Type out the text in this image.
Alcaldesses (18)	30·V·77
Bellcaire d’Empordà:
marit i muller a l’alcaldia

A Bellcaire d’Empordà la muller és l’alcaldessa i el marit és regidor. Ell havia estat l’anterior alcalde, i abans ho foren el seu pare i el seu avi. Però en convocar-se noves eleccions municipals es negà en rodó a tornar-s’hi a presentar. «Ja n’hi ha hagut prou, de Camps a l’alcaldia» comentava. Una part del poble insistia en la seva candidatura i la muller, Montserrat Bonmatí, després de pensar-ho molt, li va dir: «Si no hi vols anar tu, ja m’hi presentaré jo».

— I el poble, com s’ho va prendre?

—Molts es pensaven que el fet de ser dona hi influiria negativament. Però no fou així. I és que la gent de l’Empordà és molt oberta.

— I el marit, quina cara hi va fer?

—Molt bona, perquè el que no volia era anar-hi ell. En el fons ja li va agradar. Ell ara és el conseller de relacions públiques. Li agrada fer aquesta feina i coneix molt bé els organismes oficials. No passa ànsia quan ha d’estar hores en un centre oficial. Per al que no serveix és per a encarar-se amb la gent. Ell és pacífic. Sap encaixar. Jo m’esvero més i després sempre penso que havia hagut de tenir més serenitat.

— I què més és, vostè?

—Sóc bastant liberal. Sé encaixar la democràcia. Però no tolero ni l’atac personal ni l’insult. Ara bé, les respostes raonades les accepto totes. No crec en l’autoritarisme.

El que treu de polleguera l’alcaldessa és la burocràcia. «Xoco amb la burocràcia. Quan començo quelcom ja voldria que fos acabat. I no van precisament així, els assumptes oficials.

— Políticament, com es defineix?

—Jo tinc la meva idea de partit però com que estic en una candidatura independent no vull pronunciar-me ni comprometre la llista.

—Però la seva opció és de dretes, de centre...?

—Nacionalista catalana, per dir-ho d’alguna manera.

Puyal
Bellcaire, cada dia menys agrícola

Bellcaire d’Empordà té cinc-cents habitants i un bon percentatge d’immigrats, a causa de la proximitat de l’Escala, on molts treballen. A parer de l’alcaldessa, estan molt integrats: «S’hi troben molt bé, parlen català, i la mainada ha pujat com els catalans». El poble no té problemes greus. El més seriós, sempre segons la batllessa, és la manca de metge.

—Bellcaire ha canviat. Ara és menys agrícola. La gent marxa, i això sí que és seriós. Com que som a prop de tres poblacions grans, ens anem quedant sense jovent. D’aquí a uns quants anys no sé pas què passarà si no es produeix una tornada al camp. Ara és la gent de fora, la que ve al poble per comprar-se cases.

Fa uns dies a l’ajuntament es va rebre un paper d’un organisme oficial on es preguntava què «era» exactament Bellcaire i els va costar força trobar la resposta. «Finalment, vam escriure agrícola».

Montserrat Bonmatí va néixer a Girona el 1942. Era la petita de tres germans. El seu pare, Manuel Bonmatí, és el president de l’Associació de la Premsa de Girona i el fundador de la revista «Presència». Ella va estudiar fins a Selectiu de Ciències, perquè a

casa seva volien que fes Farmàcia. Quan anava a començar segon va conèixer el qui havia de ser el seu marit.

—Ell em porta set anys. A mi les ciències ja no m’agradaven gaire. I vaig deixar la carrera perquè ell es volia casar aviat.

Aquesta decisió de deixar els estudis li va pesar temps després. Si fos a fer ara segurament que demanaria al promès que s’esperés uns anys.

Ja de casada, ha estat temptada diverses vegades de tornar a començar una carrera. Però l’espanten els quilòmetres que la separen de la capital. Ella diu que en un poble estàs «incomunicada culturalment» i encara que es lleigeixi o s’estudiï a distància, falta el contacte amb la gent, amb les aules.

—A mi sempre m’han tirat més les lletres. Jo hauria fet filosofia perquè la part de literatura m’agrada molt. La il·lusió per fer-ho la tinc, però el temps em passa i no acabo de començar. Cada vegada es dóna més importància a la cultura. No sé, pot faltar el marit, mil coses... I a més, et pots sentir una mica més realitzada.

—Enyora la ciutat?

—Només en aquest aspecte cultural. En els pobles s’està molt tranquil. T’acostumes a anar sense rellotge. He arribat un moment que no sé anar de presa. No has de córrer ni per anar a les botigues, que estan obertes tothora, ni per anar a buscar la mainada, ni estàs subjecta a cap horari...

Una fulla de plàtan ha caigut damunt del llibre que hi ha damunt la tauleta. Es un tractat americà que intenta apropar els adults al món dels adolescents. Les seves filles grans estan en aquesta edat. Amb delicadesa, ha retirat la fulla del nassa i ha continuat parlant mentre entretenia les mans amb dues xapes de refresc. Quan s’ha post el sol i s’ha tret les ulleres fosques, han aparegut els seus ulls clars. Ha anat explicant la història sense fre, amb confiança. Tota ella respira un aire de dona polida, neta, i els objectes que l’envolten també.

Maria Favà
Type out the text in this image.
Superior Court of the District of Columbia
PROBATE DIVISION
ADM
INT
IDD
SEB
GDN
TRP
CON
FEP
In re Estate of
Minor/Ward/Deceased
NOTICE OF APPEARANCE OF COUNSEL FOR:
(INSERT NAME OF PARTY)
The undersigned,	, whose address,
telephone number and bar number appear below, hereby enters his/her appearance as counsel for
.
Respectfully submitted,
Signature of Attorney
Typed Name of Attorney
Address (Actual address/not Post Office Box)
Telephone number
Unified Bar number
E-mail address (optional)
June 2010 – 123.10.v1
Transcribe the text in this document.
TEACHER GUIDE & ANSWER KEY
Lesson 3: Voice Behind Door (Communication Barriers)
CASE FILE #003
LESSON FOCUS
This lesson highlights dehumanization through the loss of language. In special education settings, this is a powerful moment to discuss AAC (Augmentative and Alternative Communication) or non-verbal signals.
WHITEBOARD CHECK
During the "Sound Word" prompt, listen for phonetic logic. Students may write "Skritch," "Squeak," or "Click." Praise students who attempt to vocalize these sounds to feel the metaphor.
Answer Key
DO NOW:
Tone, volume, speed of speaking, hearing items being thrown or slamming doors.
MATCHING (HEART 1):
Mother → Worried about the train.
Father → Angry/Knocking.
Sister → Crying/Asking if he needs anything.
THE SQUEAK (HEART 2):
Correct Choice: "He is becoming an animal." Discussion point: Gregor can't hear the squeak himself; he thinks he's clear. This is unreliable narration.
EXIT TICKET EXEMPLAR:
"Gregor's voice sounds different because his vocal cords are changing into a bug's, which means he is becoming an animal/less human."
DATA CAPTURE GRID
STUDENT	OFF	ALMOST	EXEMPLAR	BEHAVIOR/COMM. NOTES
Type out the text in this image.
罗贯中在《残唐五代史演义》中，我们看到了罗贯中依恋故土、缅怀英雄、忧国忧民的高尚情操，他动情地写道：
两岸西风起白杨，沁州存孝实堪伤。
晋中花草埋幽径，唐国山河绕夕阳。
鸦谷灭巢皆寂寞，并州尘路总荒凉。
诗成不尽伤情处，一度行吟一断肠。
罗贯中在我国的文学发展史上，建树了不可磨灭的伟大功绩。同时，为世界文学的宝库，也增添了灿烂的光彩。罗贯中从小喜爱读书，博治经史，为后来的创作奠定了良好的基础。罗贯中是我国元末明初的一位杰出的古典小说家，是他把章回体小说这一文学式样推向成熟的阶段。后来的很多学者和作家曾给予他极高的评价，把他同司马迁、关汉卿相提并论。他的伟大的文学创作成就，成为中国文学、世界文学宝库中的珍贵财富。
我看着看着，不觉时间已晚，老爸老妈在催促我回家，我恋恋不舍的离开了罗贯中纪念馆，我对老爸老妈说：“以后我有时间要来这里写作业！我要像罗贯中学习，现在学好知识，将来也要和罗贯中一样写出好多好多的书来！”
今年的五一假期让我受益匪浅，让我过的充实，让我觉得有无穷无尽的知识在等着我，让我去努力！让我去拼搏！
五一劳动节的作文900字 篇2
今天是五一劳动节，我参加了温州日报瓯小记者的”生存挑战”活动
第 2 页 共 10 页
________________________
■ **What this task involves**
Go through the records line by line and count those containing the string "anys". Give only the total.

■ **Correct answer**
3